<<<<
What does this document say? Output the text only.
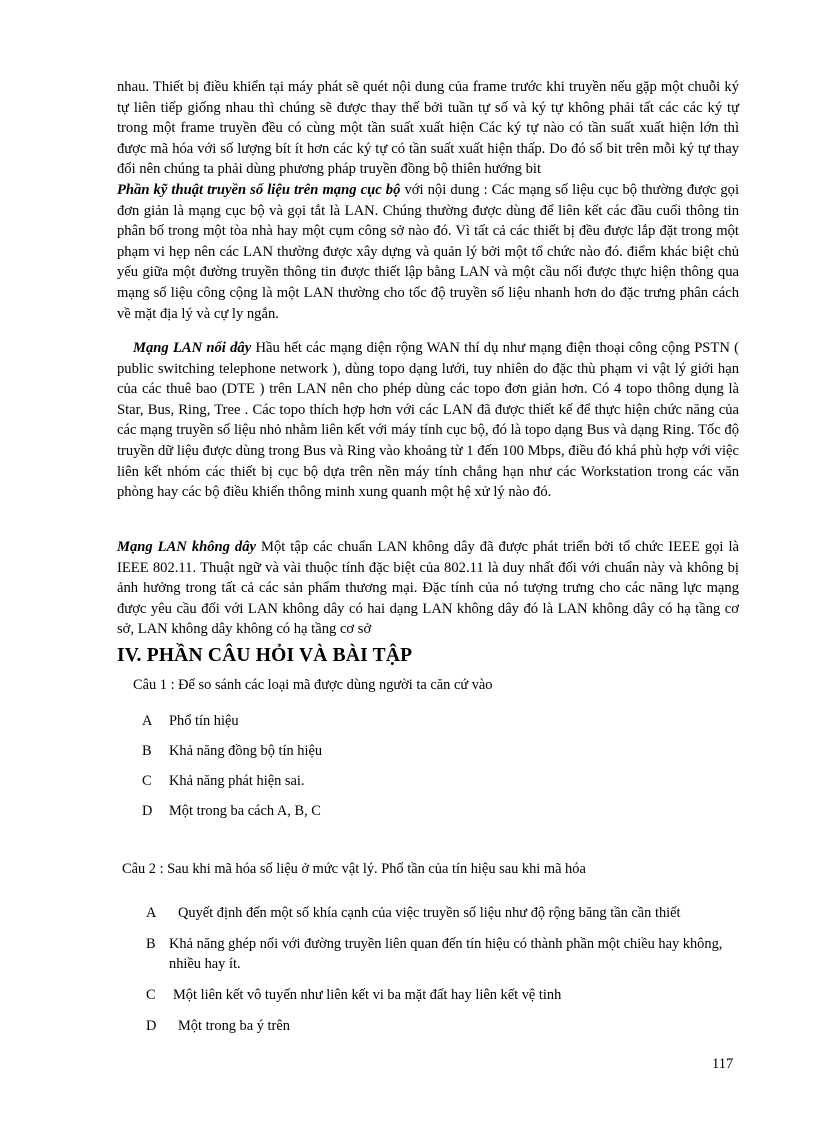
nhau. Thiết bị điều khiển tại máy phát sẽ quét nội dung của frame trước khi truyền nếu gặp một chuỗi ký tự liên tiếp giống nhau thì chúng sẽ được thay thế bởi tuần tự số và ký tự không phải tất các các ký tự trong một frame truyền đều có cùng một tần suất xuất hiện Các ký tự nào có tần suất xuất hiện lớn thì được mã hóa với số lượng bít ít hơn các ký tự có tần suất xuất hiện thấp. Do đó số bit trên mỗi ký tự thay đổi nên chúng ta phải dùng phương pháp truyền đồng bộ thiên hướng bit

Phần kỹ thuật truyền số liệu trên mạng cục bộ với nội dung : Các mạng số liệu cục bộ thường được gọi đơn giản là mạng cục bộ và gọi tắt là LAN. Chúng thường được dùng để liên kết các đầu cuối thông tin phân bố trong một tòa nhà hay một cụm công sở nào đó. Vì tất cả các thiết bị đều được lắp đặt trong một phạm vi hẹp nên các LAN thường được xây dựng và quản lý bởi một tổ chức nào đó. điểm khác biệt chủ yếu giữa một đường truyền thông tin được thiết lập bằng LAN và một cầu nối được thực hiện thông qua mạng số liệu công cộng là một LAN thường cho tốc độ truyền số liệu nhanh hơn do đặc trưng phân cách về mặt địa lý và cự ly ngắn.

Mạng LAN nối dây Hầu hết các mạng diện rộng WAN thí dụ như mạng điện thoại công cộng PSTN ( public switching telephone network ), dùng topo dạng lưới, tuy nhiên do đặc thù phạm vi vật lý giới hạn của các thuê bao (DTE ) trên LAN nên cho phép dùng các topo đơn giản hơn. Có 4 topo thông dụng là Star, Bus, Ring, Tree . Các topo thích hợp hơn với các LAN đã được thiết kế để thực hiện chức năng của các mạng truyền số liệu nhỏ nhằm liên kết với máy tính cục bộ, đó là topo dạng Bus và dạng Ring. Tốc độ truyền dữ liệu được dùng trong Bus và Ring vào khoảng từ 1 đến 100 Mbps, điều đó khá phù hợp với việc liên kết nhóm các thiết bị cục bộ dựa trên nền máy tính chẳng hạn như các Workstation trong các văn phòng hay các bộ điều khiển thông minh xung quanh một hệ xử lý nào đó.

Mạng LAN không dây Một tập các chuẩn LAN không dây đã được phát triển bởi tổ chức IEEE gọi là IEEE 802.11. Thuật ngữ và vài thuộc tính đặc biệt của 802.11 là duy nhất đối với chuẩn này và không bị ảnh hưởng trong tất cả các sản phẩm thương mại. Đặc tính của nó tượng trưng cho các năng lực mạng được yêu cầu đối với LAN không dây có hai dạng LAN không dây đó là LAN không dây có hạ tầng cơ sở, LAN không dây không có hạ tầng cơ sở

IV. PHẦN CÂU HỎI VÀ BÀI TẬP

Câu 1 : Để so sánh các loại mã được dùng người ta căn cứ vào

A Phổ tín hiệu
B Khả năng đồng bộ tín hiệu
C Khả năng phát hiện sai.
D Một trong ba cách A, B, C

Câu 2 : Sau khi mã hóa số liệu ở mức vật lý. Phổ tần của tín hiệu sau khi mã hóa

A Quyết định đến một số khía cạnh của việc truyền số liệu như độ rộng băng tần cần thiết
B Khả năng ghép nối với đường truyền liên quan đến tín hiệu có thành phần một chiều hay không, nhiều hay ít.
C Một liên kết vô tuyến như liên kết vi ba mặt đất hay liên kết vệ tinh
D Một trong ba ý trên
117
>>>>
What the task asks: Restate the whole listing above exactly, except for its images.

Output of the exercise:
What does this document say? Output the text only.
nhau. Thiết bị điều khiển tại máy phát sẽ quét nội dung của frame trước khi truyền nếu gặp một chuỗi ký tự liên tiếp giống nhau thì chúng sẽ được thay thế bởi tuần tự số và ký tự không phải tất các các ký tự trong một frame truyền đều có cùng một tần suất xuất hiện Các ký tự nào có tần suất xuất hiện lớn thì được mã hóa với số lượng bít ít hơn các ký tự có tần suất xuất hiện thấp. Do đó số bit trên mỗi ký tự thay đổi nên chúng ta phải dùng phương pháp truyền đồng bộ thiên hướng bit

Phần kỹ thuật truyền số liệu trên mạng cục bộ với nội dung : Các mạng số liệu cục bộ thường được gọi đơn giản là mạng cục bộ và gọi tắt là LAN. Chúng thường được dùng để liên kết các đầu cuối thông tin phân bố trong một tòa nhà hay một cụm công sở nào đó. Vì tất cả các thiết bị đều được lắp đặt trong một phạm vi hẹp nên các LAN thường được xây dựng và quản lý bởi một tổ chức nào đó. điểm khác biệt chủ yếu giữa một đường truyền thông tin được thiết lập bằng LAN và một cầu nối được thực hiện thông qua mạng số liệu công cộng là một LAN thường cho tốc độ truyền số liệu nhanh hơn do đặc trưng phân cách về mặt địa lý và cự ly ngắn.

Mạng LAN nối dây Hầu hết các mạng diện rộng WAN thí dụ như mạng điện thoại công cộng PSTN ( public switching telephone network ), dùng topo dạng lưới, tuy nhiên do đặc thù phạm vi vật lý giới hạn của các thuê bao (DTE ) trên LAN nên cho phép dùng các topo đơn giản hơn. Có 4 topo thông dụng là Star, Bus, Ring, Tree . Các topo thích hợp hơn với các LAN đã được thiết kế để thực hiện chức năng của các mạng truyền số liệu nhỏ nhằm liên kết với máy tính cục bộ, đó là topo dạng Bus và dạng Ring. Tốc độ truyền dữ liệu được dùng trong Bus và Ring vào khoảng từ 1 đến 100 Mbps, điều đó khá phù hợp với việc liên kết nhóm các thiết bị cục bộ dựa trên nền máy tính chẳng hạn như các Workstation trong các văn phòng hay các bộ điều khiển thông minh xung quanh một hệ xử lý nào đó.

Mạng LAN không dây Một tập các chuẩn LAN không dây đã được phát triển bởi tổ chức IEEE gọi là IEEE 802.11. Thuật ngữ và vài thuộc tính đặc biệt của 802.11 là duy nhất đối với chuẩn này và không bị ảnh hưởng trong tất cả các sản phẩm thương mại. Đặc tính của nó tượng trưng cho các năng lực mạng được yêu cầu đối với LAN không dây có hai dạng LAN không dây đó là LAN không dây có hạ tầng cơ sở, LAN không dây không có hạ tầng cơ sở

IV. PHẦN CÂU HỎI VÀ BÀI TẬP

Câu 1 : Để so sánh các loại mã được dùng người ta căn cứ vào

A Phổ tín hiệu
B Khả năng đồng bộ tín hiệu
C Khả năng phát hiện sai.
D Một trong ba cách A, B, C

Câu 2 : Sau khi mã hóa số liệu ở mức vật lý. Phổ tần của tín hiệu sau khi mã hóa

A Quyết định đến một số khía cạnh của việc truyền số liệu như độ rộng băng tần cần thiết
B Khả năng ghép nối với đường truyền liên quan đến tín hiệu có thành phần một chiều hay không, nhiều hay ít.
C Một liên kết vô tuyến như liên kết vi ba mặt đất hay liên kết vệ tinh
D Một trong ba ý trên
117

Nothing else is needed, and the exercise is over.